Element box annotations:
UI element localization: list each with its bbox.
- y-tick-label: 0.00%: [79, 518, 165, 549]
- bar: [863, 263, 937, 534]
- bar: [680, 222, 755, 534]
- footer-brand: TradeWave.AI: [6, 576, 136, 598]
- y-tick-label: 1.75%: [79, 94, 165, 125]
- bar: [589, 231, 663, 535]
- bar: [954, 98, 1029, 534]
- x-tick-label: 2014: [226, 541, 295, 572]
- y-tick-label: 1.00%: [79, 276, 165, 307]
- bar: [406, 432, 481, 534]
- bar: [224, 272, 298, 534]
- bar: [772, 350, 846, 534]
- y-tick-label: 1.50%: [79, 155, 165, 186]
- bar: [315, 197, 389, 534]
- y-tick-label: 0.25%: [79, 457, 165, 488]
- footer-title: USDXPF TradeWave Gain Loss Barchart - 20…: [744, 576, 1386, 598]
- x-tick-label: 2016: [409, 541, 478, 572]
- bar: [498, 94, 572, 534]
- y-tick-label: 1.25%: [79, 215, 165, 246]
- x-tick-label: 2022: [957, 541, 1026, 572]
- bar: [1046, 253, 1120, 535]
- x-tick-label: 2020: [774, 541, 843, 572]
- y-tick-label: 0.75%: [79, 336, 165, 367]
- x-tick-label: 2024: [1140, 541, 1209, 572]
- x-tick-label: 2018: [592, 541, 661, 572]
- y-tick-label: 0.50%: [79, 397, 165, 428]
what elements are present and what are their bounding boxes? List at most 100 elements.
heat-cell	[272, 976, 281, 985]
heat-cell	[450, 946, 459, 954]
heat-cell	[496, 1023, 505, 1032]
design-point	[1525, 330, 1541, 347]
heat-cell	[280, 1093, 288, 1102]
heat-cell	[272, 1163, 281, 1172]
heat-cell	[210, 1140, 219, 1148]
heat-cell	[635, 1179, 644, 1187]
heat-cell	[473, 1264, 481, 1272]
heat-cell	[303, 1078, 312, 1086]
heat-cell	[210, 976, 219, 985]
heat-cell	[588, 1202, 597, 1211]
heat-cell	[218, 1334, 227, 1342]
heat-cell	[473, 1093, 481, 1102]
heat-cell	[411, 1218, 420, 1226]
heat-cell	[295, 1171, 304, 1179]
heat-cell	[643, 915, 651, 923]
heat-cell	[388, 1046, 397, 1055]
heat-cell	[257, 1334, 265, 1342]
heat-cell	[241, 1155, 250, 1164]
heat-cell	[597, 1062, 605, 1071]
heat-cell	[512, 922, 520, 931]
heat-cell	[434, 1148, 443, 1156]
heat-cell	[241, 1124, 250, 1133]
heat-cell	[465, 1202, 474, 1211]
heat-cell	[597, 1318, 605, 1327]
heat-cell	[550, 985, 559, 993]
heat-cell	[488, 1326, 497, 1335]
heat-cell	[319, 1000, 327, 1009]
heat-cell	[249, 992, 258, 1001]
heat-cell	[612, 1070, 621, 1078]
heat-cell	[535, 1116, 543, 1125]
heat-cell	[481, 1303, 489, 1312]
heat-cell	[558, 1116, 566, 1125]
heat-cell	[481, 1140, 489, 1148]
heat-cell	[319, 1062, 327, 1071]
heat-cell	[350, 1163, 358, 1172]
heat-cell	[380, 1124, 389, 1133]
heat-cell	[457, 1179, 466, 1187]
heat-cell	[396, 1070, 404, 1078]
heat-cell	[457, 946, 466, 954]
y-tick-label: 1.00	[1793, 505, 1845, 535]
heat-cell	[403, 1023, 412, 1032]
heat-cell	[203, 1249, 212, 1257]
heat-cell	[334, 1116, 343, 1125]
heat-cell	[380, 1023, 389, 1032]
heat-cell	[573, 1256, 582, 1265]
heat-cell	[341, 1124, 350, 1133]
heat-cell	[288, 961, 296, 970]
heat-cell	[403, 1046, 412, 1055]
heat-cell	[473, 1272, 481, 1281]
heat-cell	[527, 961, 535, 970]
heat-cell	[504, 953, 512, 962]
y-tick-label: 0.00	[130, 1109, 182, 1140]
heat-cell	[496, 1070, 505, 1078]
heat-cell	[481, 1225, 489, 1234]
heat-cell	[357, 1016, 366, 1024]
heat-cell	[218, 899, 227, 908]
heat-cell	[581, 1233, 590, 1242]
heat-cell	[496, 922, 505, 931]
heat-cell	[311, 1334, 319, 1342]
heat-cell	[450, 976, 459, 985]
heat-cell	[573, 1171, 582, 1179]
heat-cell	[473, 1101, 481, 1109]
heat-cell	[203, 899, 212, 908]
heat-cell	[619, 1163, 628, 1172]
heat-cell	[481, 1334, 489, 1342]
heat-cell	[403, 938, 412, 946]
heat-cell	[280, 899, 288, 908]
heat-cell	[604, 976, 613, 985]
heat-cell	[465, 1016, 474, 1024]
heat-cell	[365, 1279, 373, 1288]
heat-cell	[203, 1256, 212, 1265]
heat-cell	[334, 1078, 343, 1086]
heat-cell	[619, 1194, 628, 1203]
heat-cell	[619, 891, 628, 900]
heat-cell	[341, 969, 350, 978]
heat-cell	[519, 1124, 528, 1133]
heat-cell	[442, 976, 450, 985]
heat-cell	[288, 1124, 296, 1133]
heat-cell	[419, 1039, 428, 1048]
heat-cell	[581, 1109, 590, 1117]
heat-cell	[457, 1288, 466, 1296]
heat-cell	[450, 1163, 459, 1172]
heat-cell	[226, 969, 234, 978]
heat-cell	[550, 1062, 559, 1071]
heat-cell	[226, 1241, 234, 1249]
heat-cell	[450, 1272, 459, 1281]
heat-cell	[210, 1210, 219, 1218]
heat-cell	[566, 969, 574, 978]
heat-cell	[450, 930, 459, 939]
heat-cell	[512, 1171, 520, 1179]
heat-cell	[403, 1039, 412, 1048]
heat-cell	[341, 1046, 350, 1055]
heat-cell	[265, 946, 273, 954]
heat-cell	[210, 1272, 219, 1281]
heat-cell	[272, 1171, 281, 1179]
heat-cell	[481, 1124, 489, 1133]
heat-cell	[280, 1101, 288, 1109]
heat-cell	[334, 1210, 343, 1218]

Your instructions -
Rewrite all of the material above with every "x-tick-label" changed to "x-axis-label", keeping everything else the same.

Expected answer -
UI element localization: list each with its bbox.
- y-tick-label: 0.00%: [79, 518, 165, 549]
- bar: [863, 263, 937, 534]
- bar: [680, 222, 755, 534]
- footer-brand: TradeWave.AI: [6, 576, 136, 598]
- y-tick-label: 1.75%: [79, 94, 165, 125]
- bar: [589, 231, 663, 535]
- bar: [954, 98, 1029, 534]
- x-axis-label: 2014: [226, 541, 295, 572]
- y-tick-label: 1.00%: [79, 276, 165, 307]
- bar: [406, 432, 481, 534]
- bar: [224, 272, 298, 534]
- bar: [772, 350, 846, 534]
- y-tick-label: 1.50%: [79, 155, 165, 186]
- bar: [315, 197, 389, 534]
- y-tick-label: 0.25%: [79, 457, 165, 488]
- footer-title: USDXPF TradeWave Gain Loss Barchart - 20…: [744, 576, 1386, 598]
- x-axis-label: 2016: [409, 541, 478, 572]
- bar: [498, 94, 572, 534]
- y-tick-label: 1.25%: [79, 215, 165, 246]
- x-axis-label: 2022: [957, 541, 1026, 572]
- bar: [1046, 253, 1120, 535]
- x-axis-label: 2020: [774, 541, 843, 572]
- y-tick-label: 0.75%: [79, 336, 165, 367]
- x-axis-label: 2024: [1140, 541, 1209, 572]
- x-axis-label: 2018: [592, 541, 661, 572]
- y-tick-label: 0.50%: [79, 397, 165, 428]
what elements are present and what are their bounding boxes? List at most 100 elements.
heat-cell	[272, 976, 281, 985]
heat-cell	[450, 946, 459, 954]
heat-cell	[496, 1023, 505, 1032]
design-point	[1525, 330, 1541, 347]
heat-cell	[280, 1093, 288, 1102]
heat-cell	[272, 1163, 281, 1172]
heat-cell	[210, 1140, 219, 1148]
heat-cell	[635, 1179, 644, 1187]
heat-cell	[473, 1264, 481, 1272]
heat-cell	[303, 1078, 312, 1086]
heat-cell	[210, 976, 219, 985]
heat-cell	[588, 1202, 597, 1211]
heat-cell	[218, 1334, 227, 1342]
heat-cell	[473, 1093, 481, 1102]
heat-cell	[411, 1218, 420, 1226]
heat-cell	[295, 1171, 304, 1179]
heat-cell	[643, 915, 651, 923]
heat-cell	[388, 1046, 397, 1055]
heat-cell	[257, 1334, 265, 1342]
heat-cell	[241, 1155, 250, 1164]
heat-cell	[597, 1062, 605, 1071]
heat-cell	[512, 922, 520, 931]
heat-cell	[434, 1148, 443, 1156]
heat-cell	[241, 1124, 250, 1133]
heat-cell	[465, 1202, 474, 1211]
heat-cell	[597, 1318, 605, 1327]
heat-cell	[550, 985, 559, 993]
heat-cell	[488, 1326, 497, 1335]
heat-cell	[319, 1000, 327, 1009]
heat-cell	[249, 992, 258, 1001]
heat-cell	[612, 1070, 621, 1078]
heat-cell	[535, 1116, 543, 1125]
heat-cell	[481, 1303, 489, 1312]
heat-cell	[558, 1116, 566, 1125]
heat-cell	[481, 1140, 489, 1148]
heat-cell	[319, 1062, 327, 1071]
heat-cell	[350, 1163, 358, 1172]
heat-cell	[380, 1124, 389, 1133]
heat-cell	[457, 1179, 466, 1187]
heat-cell	[396, 1070, 404, 1078]
heat-cell	[457, 946, 466, 954]
y-tick-label: 1.00	[1793, 505, 1845, 535]
heat-cell	[403, 1023, 412, 1032]
heat-cell	[203, 1249, 212, 1257]
heat-cell	[334, 1116, 343, 1125]
heat-cell	[380, 1023, 389, 1032]
heat-cell	[573, 1256, 582, 1265]
heat-cell	[341, 1124, 350, 1133]
heat-cell	[288, 961, 296, 970]
heat-cell	[403, 1046, 412, 1055]
heat-cell	[473, 1272, 481, 1281]
heat-cell	[527, 961, 535, 970]
heat-cell	[504, 953, 512, 962]
y-tick-label: 0.00	[130, 1109, 182, 1140]
heat-cell	[496, 1070, 505, 1078]
heat-cell	[481, 1225, 489, 1234]
heat-cell	[357, 1016, 366, 1024]
heat-cell	[218, 899, 227, 908]
heat-cell	[581, 1233, 590, 1242]
heat-cell	[496, 922, 505, 931]
heat-cell	[311, 1334, 319, 1342]
heat-cell	[450, 976, 459, 985]
heat-cell	[573, 1171, 582, 1179]
heat-cell	[473, 1101, 481, 1109]
heat-cell	[203, 899, 212, 908]
heat-cell	[619, 1163, 628, 1172]
heat-cell	[481, 1334, 489, 1342]
heat-cell	[403, 938, 412, 946]
heat-cell	[280, 899, 288, 908]
heat-cell	[604, 976, 613, 985]
heat-cell	[465, 1016, 474, 1024]
heat-cell	[365, 1279, 373, 1288]
heat-cell	[203, 1256, 212, 1265]
heat-cell	[334, 1078, 343, 1086]
heat-cell	[619, 1194, 628, 1203]
heat-cell	[619, 891, 628, 900]
heat-cell	[341, 969, 350, 978]
heat-cell	[519, 1124, 528, 1133]
heat-cell	[442, 976, 450, 985]
heat-cell	[288, 1124, 296, 1133]
heat-cell	[419, 1039, 428, 1048]
heat-cell	[581, 1109, 590, 1117]
heat-cell	[457, 1288, 466, 1296]
heat-cell	[450, 1163, 459, 1172]
heat-cell	[226, 969, 234, 978]
heat-cell	[550, 1062, 559, 1071]
heat-cell	[226, 1241, 234, 1249]
heat-cell	[450, 1272, 459, 1281]
heat-cell	[210, 1210, 219, 1218]
heat-cell	[566, 969, 574, 978]
heat-cell	[450, 930, 459, 939]
heat-cell	[512, 1171, 520, 1179]
heat-cell	[403, 1039, 412, 1048]
heat-cell	[341, 1046, 350, 1055]
heat-cell	[265, 946, 273, 954]
heat-cell	[210, 1272, 219, 1281]
heat-cell	[272, 1171, 281, 1179]
heat-cell	[481, 1124, 489, 1133]
heat-cell	[280, 1101, 288, 1109]
heat-cell	[334, 1210, 343, 1218]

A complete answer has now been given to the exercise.